=== RECORDS SUPPLIED ===

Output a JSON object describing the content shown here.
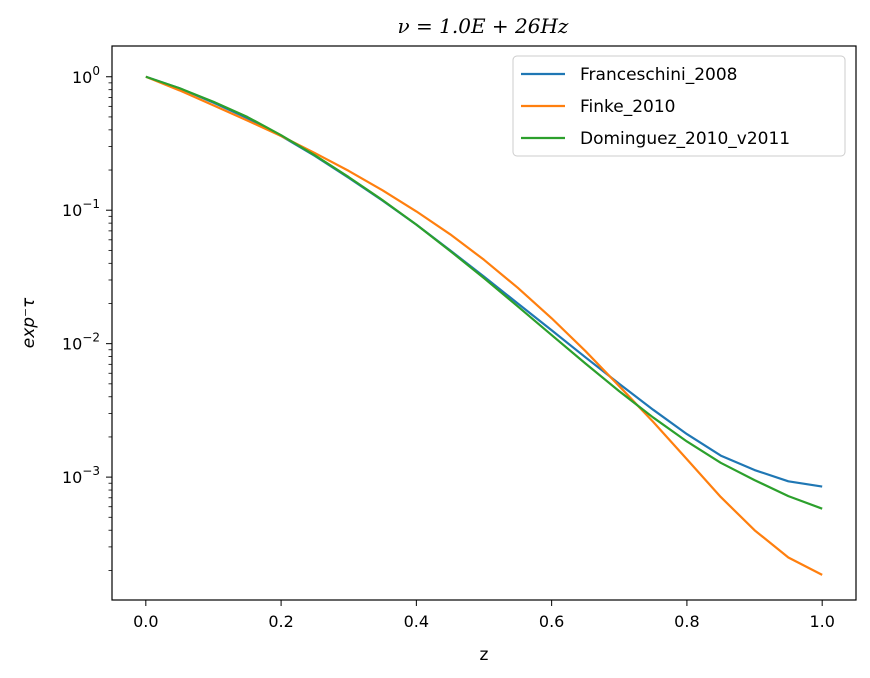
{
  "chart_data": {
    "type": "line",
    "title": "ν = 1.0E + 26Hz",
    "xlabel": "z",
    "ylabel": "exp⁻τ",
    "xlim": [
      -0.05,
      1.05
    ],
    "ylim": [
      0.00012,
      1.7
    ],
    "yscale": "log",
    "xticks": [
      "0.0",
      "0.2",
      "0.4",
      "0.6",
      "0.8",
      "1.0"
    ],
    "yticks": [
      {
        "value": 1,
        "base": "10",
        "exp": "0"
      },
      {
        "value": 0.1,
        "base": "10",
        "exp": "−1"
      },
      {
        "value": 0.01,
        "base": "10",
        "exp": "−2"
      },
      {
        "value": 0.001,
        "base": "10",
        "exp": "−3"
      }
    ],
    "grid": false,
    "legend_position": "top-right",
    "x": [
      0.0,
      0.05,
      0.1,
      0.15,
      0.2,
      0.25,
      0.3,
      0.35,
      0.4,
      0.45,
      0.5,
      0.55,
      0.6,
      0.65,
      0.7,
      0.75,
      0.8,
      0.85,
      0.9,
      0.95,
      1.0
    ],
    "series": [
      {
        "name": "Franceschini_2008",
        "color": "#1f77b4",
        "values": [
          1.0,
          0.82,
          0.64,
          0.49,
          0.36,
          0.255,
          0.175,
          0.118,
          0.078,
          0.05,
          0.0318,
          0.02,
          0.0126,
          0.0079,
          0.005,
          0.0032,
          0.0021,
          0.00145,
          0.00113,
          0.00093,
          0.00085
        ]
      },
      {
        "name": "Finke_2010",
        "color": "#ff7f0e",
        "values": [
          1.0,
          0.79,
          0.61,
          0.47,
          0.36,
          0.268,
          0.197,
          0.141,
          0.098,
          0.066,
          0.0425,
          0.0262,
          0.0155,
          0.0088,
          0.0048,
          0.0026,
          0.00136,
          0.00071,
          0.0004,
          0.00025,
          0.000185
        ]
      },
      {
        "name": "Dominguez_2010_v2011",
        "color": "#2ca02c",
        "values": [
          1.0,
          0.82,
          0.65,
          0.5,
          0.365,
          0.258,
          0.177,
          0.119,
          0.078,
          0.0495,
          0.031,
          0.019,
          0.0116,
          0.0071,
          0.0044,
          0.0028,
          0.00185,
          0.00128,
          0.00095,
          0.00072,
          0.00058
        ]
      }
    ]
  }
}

===
=== RECORDS SUPPLIED ===

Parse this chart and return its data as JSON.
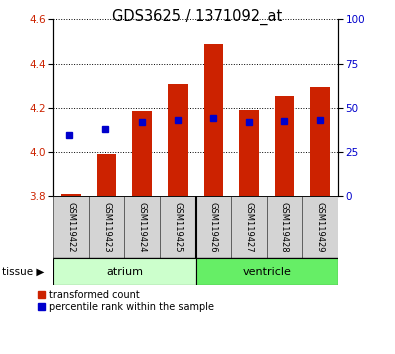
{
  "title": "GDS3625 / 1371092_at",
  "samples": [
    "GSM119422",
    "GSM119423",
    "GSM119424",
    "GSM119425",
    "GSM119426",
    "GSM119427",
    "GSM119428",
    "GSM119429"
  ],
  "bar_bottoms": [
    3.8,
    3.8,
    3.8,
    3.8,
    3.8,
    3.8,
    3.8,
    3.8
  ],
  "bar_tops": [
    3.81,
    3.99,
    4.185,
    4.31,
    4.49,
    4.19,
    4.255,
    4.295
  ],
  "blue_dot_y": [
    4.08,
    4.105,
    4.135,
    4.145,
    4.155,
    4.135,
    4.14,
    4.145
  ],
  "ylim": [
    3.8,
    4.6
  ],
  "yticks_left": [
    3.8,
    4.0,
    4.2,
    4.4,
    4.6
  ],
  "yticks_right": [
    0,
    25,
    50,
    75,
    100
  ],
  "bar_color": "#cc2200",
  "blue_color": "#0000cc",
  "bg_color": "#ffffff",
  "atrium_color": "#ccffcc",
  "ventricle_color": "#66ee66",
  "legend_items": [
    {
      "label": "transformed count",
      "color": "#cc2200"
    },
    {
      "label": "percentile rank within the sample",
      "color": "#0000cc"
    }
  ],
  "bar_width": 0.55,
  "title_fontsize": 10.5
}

===
=== RECORDS SUPPLIED ===

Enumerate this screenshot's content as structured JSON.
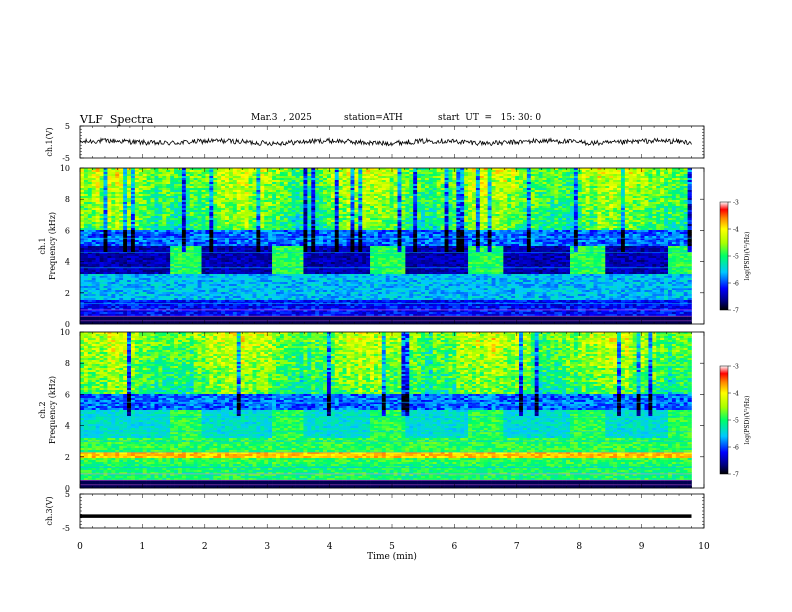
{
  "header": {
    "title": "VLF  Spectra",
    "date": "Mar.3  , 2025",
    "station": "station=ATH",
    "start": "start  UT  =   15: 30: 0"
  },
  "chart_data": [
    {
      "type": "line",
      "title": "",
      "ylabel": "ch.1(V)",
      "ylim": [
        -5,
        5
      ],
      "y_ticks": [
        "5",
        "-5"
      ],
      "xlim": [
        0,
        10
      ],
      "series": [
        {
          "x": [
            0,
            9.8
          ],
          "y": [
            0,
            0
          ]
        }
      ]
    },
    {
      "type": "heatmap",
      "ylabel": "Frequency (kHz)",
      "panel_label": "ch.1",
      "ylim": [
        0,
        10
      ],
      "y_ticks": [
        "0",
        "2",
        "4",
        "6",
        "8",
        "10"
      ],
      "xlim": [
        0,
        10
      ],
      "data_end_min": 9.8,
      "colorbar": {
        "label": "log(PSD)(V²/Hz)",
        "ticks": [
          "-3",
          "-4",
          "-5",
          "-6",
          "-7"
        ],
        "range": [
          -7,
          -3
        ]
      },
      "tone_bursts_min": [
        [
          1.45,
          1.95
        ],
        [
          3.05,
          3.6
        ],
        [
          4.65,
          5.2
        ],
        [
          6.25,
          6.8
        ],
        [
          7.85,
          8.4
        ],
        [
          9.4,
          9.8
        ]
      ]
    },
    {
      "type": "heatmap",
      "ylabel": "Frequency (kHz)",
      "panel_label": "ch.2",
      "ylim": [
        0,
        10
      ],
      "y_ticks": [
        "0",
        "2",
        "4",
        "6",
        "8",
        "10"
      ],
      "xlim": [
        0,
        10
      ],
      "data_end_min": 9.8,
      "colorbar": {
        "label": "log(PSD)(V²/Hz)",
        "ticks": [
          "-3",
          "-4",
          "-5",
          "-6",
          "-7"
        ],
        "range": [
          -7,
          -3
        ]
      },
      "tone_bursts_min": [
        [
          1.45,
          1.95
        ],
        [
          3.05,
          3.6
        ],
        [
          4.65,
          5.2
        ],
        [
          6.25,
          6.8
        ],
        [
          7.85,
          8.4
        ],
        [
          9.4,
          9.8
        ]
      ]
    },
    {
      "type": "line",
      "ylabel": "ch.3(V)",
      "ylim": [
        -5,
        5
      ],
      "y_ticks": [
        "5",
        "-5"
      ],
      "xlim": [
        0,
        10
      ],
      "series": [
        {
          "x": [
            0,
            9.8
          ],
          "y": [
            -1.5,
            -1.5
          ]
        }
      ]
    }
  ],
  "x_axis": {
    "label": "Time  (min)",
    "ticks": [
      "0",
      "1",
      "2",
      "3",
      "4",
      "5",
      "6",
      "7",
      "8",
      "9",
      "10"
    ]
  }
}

===

Filter the records for lines holding the string "ylabel". Copy each one.

    "ylabel": "exp⁻τ",
      "ylabel": "ch.1(V)",
      "ylabel": "Frequency (kHz)",
      "ylabel": "Frequency (kHz)",
      "ylabel": "ch.3(V)",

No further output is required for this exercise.